# SET TASK
Pull each line containing "будто" out of the data and copy it.

======

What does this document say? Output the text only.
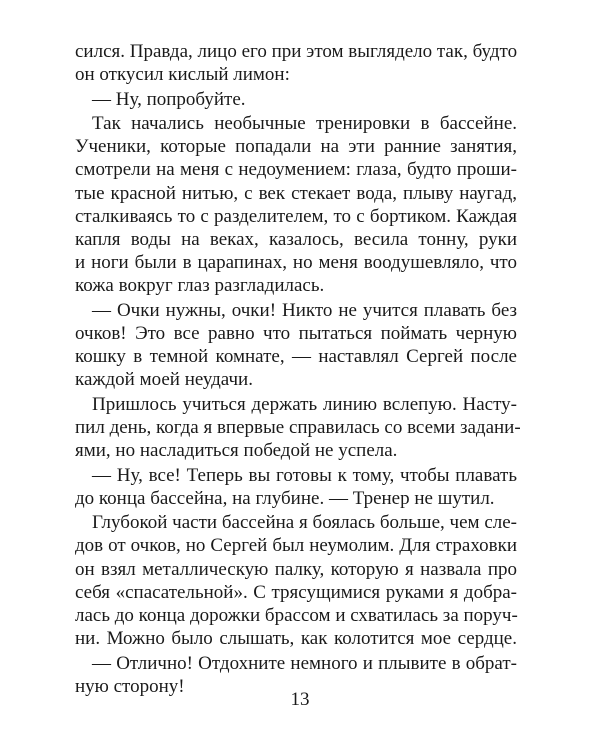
сился. Правда, лицо его при этом выглядело так, будто
он откусил кислый лимон:
— Ну, попробуйте.
Так начались необычные тренировки в бассейне.
Ученики, которые попадали на эти ранние занятия,
смотрели на меня с недоумением: глаза, будто проши-
тые красной нитью, с век стекает вода, плыву наугад,
сталкиваясь то с разделителем, то с бортиком. Каждая
капля воды на веках, казалось, весила тонну, руки
и ноги были в царапинах, но меня воодушевляло, что
кожа вокруг глаз разгладилась.
— Очки нужны, очки! Никто не учится плавать без
очков! Это все равно что пытаться поймать черную
кошку в темной комнате, — наставлял Сергей после
каждой моей неудачи.
Пришлось учиться держать линию вслепую. Насту-
пил день, когда я впервые справилась со всеми задани-
ями, но насладиться победой не успела.
— Ну, все! Теперь вы готовы к тому, чтобы плавать
до конца бассейна, на глубине. — Тренер не шутил.
Глубокой части бассейна я боялась больше, чем сле-
дов от очков, но Сергей был неумолим. Для страховки
он взял металлическую палку, которую я назвала про
себя «спасательной». С трясущимися руками я добра-
лась до конца дорожки брассом и схватилась за поруч-
ни. Можно было слышать, как колотится мое сердце.
— Отлично! Отдохните немного и плывите в обрат-
ную сторону!
13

======

# RIGHT ANSWER
сился. Правда, лицо его при этом выглядело так, будто
смотрели на меня с недоумением: глаза, будто проши-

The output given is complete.